Stated goal: Every line of the data that contains the string "Registration" must be copied.

───

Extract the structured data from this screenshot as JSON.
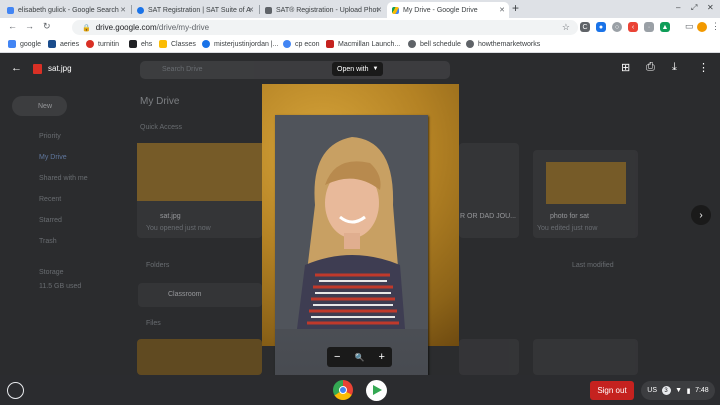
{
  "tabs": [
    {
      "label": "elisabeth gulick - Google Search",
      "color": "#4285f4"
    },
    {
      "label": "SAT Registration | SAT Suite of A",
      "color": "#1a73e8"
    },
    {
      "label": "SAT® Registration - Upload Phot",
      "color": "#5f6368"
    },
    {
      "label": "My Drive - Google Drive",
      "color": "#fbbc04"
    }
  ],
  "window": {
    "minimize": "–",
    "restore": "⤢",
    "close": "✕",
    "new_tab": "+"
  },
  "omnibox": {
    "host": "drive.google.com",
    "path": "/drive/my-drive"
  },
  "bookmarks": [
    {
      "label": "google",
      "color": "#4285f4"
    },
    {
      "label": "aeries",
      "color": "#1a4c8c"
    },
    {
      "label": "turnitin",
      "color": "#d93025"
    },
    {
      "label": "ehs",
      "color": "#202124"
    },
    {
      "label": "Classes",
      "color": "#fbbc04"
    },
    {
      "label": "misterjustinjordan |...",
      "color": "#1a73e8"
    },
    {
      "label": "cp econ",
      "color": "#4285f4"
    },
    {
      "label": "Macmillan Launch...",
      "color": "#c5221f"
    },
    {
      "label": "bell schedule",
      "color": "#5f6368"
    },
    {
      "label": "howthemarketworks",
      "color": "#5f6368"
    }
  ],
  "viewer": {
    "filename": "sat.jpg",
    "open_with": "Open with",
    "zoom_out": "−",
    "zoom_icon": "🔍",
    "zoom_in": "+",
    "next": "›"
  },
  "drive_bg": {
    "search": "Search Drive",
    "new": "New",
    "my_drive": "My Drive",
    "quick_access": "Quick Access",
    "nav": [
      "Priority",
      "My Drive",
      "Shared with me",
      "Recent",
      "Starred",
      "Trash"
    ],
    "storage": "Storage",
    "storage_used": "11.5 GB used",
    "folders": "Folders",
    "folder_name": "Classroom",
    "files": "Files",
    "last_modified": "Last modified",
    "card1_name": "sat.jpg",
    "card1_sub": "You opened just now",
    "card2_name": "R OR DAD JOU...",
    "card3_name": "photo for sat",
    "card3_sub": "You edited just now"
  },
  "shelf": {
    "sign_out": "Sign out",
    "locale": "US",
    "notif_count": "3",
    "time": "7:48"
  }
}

───

Result:
      "label": "SAT Registration | SAT Suite of A",
      "label": "SAT® Registration - Upload Phot",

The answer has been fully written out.